DATA LINES start
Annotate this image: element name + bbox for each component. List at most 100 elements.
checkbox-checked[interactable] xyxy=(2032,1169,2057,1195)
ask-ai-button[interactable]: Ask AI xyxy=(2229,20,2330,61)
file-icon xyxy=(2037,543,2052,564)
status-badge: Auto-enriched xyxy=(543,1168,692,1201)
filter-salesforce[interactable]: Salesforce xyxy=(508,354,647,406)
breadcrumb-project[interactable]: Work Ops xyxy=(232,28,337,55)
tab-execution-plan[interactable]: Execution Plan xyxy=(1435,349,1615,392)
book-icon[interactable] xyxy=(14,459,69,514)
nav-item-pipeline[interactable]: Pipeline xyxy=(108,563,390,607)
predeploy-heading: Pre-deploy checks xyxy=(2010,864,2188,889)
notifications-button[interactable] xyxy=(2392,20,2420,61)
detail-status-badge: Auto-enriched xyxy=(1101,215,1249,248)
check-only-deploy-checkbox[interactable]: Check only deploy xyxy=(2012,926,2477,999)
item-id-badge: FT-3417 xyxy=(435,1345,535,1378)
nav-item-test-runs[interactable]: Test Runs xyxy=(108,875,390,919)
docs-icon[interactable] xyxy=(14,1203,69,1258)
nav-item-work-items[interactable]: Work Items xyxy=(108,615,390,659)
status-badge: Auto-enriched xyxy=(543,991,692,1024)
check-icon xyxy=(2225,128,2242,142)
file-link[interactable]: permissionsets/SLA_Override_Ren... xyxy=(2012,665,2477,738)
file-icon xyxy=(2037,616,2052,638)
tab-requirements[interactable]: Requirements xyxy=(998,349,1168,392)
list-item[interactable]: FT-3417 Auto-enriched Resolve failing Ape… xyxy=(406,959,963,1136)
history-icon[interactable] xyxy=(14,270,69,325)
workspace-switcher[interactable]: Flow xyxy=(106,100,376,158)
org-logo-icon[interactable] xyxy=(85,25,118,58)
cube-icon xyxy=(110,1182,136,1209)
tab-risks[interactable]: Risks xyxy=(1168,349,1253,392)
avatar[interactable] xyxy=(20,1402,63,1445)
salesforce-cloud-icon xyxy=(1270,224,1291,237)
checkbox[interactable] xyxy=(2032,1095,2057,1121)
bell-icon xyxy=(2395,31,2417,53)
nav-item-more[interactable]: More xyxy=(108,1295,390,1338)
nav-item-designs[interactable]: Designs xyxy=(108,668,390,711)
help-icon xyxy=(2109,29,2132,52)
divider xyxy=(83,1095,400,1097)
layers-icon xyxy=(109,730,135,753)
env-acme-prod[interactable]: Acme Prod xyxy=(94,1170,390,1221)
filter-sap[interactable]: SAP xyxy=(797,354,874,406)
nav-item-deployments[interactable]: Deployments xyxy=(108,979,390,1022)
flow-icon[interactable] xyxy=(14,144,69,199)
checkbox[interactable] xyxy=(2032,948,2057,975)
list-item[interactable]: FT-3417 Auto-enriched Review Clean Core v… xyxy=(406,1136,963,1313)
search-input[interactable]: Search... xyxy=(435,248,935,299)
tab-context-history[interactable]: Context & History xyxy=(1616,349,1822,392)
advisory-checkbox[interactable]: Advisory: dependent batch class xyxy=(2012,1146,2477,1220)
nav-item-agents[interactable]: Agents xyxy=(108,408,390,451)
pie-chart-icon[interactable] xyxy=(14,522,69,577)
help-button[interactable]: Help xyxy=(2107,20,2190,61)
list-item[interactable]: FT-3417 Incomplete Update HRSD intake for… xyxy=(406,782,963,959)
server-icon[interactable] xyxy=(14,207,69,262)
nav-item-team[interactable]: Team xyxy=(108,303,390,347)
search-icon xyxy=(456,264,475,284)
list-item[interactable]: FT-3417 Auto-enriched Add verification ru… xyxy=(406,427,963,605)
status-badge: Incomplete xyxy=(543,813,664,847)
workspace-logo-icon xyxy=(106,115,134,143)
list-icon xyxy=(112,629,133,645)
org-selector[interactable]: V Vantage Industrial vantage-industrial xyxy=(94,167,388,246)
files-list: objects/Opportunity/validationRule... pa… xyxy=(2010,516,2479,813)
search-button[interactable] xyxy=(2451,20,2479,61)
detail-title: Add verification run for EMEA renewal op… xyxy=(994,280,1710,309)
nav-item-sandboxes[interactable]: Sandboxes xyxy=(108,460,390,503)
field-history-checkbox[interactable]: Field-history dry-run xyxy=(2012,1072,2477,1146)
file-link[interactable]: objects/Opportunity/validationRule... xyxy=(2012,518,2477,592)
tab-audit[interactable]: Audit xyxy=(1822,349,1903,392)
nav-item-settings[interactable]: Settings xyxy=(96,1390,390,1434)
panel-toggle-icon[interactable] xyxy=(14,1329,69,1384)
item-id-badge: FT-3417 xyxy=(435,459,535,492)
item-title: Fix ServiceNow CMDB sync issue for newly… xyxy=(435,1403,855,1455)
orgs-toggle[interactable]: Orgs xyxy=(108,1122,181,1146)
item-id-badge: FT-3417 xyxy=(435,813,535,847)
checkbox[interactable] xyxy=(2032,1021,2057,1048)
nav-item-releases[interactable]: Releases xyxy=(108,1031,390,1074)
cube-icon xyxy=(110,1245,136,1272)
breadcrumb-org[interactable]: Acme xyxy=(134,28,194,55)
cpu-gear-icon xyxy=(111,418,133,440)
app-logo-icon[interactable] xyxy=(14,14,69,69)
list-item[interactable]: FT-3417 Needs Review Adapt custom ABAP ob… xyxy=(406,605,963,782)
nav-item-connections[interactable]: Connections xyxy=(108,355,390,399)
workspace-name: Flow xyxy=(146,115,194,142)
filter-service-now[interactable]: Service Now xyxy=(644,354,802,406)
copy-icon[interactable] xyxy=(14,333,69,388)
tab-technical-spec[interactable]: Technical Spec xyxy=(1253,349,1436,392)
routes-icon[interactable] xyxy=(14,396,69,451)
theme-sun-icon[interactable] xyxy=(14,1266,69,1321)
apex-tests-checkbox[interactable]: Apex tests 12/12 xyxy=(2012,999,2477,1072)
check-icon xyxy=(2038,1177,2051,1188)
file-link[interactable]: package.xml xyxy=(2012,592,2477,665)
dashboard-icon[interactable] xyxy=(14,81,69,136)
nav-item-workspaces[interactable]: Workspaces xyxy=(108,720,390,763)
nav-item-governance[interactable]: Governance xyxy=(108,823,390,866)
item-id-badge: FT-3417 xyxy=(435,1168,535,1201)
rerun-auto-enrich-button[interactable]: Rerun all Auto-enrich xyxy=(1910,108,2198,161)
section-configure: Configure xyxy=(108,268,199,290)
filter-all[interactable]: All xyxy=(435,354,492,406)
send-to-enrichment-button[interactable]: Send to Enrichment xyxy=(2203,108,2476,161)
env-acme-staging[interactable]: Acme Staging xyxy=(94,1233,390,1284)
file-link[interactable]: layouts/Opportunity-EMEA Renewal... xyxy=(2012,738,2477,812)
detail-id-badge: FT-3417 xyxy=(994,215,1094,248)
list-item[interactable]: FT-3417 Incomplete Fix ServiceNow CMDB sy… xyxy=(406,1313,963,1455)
DATA LINES end
• TASK DETAILS
Return the lines of the material starting at the first line and ending at the line that contains "file-icon xyxy=(2037,543,2052,564)", both ends included.

• EXPECTED ANSWER
Annotate this image: element name + bbox for each component. List at most 100 elements.
checkbox-checked[interactable] xyxy=(2032,1169,2057,1195)
ask-ai-button[interactable]: Ask AI xyxy=(2229,20,2330,61)
file-icon xyxy=(2037,543,2052,564)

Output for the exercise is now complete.